§ **DATA FOR THE TASK**:
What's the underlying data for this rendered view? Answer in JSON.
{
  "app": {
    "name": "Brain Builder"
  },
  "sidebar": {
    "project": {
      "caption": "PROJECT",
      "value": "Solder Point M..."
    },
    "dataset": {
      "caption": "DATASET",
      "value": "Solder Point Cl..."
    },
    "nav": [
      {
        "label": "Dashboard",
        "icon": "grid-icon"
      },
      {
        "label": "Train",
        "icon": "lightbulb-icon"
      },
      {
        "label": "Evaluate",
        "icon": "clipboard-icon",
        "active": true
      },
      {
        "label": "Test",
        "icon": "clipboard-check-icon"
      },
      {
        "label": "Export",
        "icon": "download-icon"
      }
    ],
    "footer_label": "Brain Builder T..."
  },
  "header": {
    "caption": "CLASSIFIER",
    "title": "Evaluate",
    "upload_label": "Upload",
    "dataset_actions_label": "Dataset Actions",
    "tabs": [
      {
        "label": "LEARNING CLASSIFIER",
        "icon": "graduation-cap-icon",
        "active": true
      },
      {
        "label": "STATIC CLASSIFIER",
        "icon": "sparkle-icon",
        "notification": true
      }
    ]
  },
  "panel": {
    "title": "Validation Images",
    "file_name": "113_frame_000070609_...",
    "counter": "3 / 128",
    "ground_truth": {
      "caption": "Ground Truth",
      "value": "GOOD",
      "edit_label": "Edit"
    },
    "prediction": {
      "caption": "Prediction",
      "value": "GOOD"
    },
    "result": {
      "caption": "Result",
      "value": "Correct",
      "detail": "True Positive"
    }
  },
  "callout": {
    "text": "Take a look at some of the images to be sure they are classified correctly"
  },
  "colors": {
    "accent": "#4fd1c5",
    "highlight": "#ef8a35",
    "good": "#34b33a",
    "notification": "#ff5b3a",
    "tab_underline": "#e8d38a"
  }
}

§ **TASK STATEMENT**: Output the entries exactly.

§ **FULL ANSWER**:
What's the underlying data for this rendered view? Answer in JSON.
{
  "app": {
    "name": "Brain Builder"
  },
  "sidebar": {
    "project": {
      "caption": "PROJECT",
      "value": "Solder Point M..."
    },
    "dataset": {
      "caption": "DATASET",
      "value": "Solder Point Cl..."
    },
    "nav": [
      {
        "label": "Dashboard",
        "icon": "grid-icon"
      },
      {
        "label": "Train",
        "icon": "lightbulb-icon"
      },
      {
        "label": "Evaluate",
        "icon": "clipboard-icon",
        "active": true
      },
      {
        "label": "Test",
        "icon": "clipboard-check-icon"
      },
      {
        "label": "Export",
        "icon": "download-icon"
      }
    ],
    "footer_label": "Brain Builder T..."
  },
  "header": {
    "caption": "CLASSIFIER",
    "title": "Evaluate",
    "upload_label": "Upload",
    "dataset_actions_label": "Dataset Actions",
    "tabs": [
      {
        "label": "LEARNING CLASSIFIER",
        "icon": "graduation-cap-icon",
        "active": true
      },
      {
        "label": "STATIC CLASSIFIER",
        "icon": "sparkle-icon",
        "notification": true
      }
    ]
  },
  "panel": {
    "title": "Validation Images",
    "file_name": "113_frame_000070609_...",
    "counter": "3 / 128",
    "ground_truth": {
      "caption": "Ground Truth",
      "value": "GOOD",
      "edit_label": "Edit"
    },
    "prediction": {
      "caption": "Prediction",
      "value": "GOOD"
    },
    "result": {
      "caption": "Result",
      "value": "Correct",
      "detail": "True Positive"
    }
  },
  "callout": {
    "text": "Take a look at some of the images to be sure they are classified correctly"
  },
  "colors": {
    "accent": "#4fd1c5",
    "highlight": "#ef8a35",
    "good": "#34b33a",
    "notification": "#ff5b3a",
    "tab_underline": "#e8d38a"
  }
}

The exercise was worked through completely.